## EXERCISE OBJECTIVE:
Are you able to retype all the records below exactly?

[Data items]
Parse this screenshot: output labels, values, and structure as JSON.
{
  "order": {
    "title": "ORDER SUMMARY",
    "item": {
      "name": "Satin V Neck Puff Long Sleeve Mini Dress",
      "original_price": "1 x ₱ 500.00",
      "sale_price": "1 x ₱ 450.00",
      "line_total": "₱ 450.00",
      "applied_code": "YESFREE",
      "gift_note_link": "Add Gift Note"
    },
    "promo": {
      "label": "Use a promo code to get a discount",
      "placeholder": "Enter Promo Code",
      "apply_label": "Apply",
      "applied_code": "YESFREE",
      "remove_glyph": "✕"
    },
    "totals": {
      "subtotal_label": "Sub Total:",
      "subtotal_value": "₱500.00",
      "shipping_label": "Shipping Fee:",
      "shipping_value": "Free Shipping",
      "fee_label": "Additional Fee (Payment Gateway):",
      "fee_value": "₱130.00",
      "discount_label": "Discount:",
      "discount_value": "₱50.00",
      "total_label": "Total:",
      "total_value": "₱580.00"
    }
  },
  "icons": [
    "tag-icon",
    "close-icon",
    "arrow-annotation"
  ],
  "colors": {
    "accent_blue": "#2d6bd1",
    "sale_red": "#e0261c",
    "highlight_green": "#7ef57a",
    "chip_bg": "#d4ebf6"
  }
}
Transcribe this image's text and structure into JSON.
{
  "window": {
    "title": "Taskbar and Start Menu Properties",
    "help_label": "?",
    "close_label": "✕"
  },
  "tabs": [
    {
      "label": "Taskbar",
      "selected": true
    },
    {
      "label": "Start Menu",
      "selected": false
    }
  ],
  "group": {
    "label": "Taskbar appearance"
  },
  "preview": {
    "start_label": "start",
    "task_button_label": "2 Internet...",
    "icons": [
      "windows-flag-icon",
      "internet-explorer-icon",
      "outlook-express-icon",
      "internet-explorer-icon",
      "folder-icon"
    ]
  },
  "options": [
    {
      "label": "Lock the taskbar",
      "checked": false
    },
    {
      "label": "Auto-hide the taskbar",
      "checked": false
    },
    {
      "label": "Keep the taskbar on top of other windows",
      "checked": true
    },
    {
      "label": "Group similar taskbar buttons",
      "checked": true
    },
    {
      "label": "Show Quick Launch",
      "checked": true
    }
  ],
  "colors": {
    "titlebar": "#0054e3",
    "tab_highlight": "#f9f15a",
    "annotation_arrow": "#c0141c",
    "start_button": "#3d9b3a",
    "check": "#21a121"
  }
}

## ANSWER TO THE PROBLEM:
Parse this screenshot: output labels, values, and structure as JSON.
{
  "order": {
    "title": "ORDER SUMMARY",
    "item": {
      "name": "Satin V Neck Puff Long Sleeve Mini Dress",
      "original_price": "1 x ₱ 500.00",
      "sale_price": "1 x ₱ 450.00",
      "line_total": "₱ 450.00",
      "applied_code": "YESFREE",
      "gift_note_link": "Add Gift Note"
    },
    "promo": {
      "label": "Use a promo code to get a discount",
      "placeholder": "Enter Promo Code",
      "apply_label": "Apply",
      "applied_code": "YESFREE",
      "remove_glyph": "✕"
    },
    "totals": {
      "subtotal_label": "Sub Total:",
      "subtotal_value": "₱500.00",
      "shipping_label": "Shipping Fee:",
      "shipping_value": "Free Shipping",
      "fee_label": "Additional Fee (Payment Gateway):",
      "fee_value": "₱130.00",
      "discount_label": "Discount:",
      "discount_value": "₱50.00",
      "total_label": "Total:",
      "total_value": "₱580.00"
    }
  },
  "icons": [
    "tag-icon",
    "close-icon",
    "arrow-annotation"
  ],
  "colors": {
    "accent_blue": "#2d6bd1",
    "sale_red": "#e0261c",
    "highlight_green": "#7ef57a",
    "chip_bg": "#d4ebf6"
  }
}
Transcribe this image's text and structure into JSON.
{
  "window": {
    "title": "Taskbar and Start Menu Properties",
    "help_label": "?",
    "close_label": "✕"
  },
  "tabs": [
    {
      "label": "Taskbar",
      "selected": true
    },
    {
      "label": "Start Menu",
      "selected": false
    }
  ],
  "group": {
    "label": "Taskbar appearance"
  },
  "preview": {
    "start_label": "start",
    "task_button_label": "2 Internet...",
    "icons": [
      "windows-flag-icon",
      "internet-explorer-icon",
      "outlook-express-icon",
      "internet-explorer-icon",
      "folder-icon"
    ]
  },
  "options": [
    {
      "label": "Lock the taskbar",
      "checked": false
    },
    {
      "label": "Auto-hide the taskbar",
      "checked": false
    },
    {
      "label": "Keep the taskbar on top of other windows",
      "checked": true
    },
    {
      "label": "Group similar taskbar buttons",
      "checked": true
    },
    {
      "label": "Show Quick Launch",
      "checked": true
    }
  ],
  "colors": {
    "titlebar": "#0054e3",
    "tab_highlight": "#f9f15a",
    "annotation_arrow": "#c0141c",
    "start_button": "#3d9b3a",
    "check": "#21a121"
  }
}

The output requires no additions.